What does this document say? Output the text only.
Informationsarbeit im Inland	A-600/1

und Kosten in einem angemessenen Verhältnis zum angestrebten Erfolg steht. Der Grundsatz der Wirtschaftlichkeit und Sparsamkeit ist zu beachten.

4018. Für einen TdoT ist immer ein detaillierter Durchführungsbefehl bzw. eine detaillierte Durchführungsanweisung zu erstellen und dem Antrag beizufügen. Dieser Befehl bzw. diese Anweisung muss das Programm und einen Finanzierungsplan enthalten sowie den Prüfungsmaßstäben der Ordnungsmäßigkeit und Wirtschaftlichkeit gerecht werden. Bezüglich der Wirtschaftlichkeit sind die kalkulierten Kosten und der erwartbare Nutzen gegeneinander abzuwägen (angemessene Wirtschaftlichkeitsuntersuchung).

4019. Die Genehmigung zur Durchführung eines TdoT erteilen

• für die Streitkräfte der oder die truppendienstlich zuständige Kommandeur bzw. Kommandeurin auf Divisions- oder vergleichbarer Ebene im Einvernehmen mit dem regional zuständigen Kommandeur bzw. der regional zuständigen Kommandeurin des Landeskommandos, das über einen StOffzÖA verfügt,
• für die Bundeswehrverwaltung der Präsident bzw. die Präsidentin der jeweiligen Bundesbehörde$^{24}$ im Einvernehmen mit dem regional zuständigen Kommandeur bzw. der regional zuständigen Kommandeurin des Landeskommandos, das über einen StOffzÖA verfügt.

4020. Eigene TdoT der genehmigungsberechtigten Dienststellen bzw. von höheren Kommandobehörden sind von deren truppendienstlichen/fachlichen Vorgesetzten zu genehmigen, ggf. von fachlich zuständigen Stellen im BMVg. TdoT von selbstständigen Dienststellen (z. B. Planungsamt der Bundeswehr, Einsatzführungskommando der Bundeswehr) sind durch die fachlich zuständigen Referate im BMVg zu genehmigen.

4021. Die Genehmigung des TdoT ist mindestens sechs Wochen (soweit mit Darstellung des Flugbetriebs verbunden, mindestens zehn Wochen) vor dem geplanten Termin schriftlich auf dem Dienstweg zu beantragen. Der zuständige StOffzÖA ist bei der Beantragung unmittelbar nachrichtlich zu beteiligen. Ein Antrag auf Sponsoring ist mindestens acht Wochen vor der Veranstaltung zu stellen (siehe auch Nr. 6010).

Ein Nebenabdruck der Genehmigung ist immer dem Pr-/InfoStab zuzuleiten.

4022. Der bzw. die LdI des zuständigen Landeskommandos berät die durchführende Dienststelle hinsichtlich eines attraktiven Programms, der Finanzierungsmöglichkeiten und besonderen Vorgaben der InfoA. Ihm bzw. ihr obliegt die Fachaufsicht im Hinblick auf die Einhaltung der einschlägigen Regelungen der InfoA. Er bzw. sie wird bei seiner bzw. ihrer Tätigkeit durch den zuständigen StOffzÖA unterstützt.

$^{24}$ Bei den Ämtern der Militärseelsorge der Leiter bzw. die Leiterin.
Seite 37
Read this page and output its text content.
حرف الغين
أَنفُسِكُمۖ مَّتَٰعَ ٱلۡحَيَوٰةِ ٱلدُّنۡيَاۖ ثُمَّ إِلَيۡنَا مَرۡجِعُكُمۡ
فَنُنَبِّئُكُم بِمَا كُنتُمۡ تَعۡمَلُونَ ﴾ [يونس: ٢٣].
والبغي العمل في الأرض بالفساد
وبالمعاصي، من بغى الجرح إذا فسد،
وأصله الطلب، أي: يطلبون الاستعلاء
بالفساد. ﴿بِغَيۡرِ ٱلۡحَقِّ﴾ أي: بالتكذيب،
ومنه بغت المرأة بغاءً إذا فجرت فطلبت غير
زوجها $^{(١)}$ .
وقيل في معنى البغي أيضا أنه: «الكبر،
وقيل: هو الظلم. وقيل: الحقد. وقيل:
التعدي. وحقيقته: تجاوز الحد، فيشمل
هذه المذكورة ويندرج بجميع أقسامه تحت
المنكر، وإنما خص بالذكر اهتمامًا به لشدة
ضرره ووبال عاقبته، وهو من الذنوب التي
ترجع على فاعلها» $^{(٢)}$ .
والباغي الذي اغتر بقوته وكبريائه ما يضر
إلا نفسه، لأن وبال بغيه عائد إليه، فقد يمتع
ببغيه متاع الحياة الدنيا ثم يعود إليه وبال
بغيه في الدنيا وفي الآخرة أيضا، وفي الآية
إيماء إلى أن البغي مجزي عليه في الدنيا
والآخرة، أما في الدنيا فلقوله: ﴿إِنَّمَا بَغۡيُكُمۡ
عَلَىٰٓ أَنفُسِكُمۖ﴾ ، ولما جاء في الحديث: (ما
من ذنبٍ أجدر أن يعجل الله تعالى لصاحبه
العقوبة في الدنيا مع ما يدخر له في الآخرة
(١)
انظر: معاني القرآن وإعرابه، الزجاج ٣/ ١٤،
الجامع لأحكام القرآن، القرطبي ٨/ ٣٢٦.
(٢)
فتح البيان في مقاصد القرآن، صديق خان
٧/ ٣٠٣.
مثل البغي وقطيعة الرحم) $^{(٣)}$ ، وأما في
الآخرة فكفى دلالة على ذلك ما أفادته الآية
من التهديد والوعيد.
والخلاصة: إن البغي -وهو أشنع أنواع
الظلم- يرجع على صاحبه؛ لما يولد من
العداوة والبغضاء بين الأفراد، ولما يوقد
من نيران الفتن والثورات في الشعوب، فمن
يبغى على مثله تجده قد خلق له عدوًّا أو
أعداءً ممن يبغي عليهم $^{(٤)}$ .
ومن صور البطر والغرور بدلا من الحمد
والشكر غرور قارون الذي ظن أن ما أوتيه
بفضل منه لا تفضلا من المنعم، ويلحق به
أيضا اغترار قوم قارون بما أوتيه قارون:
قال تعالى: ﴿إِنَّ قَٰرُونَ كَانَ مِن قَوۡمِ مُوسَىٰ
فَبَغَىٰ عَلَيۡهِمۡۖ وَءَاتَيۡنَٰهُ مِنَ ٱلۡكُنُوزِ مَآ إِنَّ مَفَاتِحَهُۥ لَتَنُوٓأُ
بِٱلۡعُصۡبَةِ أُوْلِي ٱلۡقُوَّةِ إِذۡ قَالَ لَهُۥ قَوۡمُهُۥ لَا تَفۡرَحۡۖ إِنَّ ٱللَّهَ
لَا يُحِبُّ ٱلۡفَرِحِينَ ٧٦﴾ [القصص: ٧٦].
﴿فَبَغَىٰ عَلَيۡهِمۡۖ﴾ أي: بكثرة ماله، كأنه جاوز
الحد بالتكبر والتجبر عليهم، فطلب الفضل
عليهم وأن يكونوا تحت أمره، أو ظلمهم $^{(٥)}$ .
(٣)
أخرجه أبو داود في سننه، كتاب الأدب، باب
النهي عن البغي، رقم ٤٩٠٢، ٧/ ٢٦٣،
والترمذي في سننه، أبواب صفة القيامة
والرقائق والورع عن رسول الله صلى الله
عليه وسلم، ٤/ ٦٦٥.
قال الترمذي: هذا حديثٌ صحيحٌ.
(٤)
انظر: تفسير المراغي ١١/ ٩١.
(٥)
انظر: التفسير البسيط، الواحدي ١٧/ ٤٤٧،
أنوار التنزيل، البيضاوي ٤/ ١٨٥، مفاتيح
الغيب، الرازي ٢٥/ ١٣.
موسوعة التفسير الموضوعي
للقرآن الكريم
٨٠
------------------------
AIM OF THE EXERCISE. Search the records for the string "بالفساد" and return every line in which it occurs.

TASK OUTPUT.
والبغي العمل في الأرض بالفساد
بالفساد. ﴿بِغَيۡرِ ٱلۡحَقِّ﴾ أي: بالتكذيب،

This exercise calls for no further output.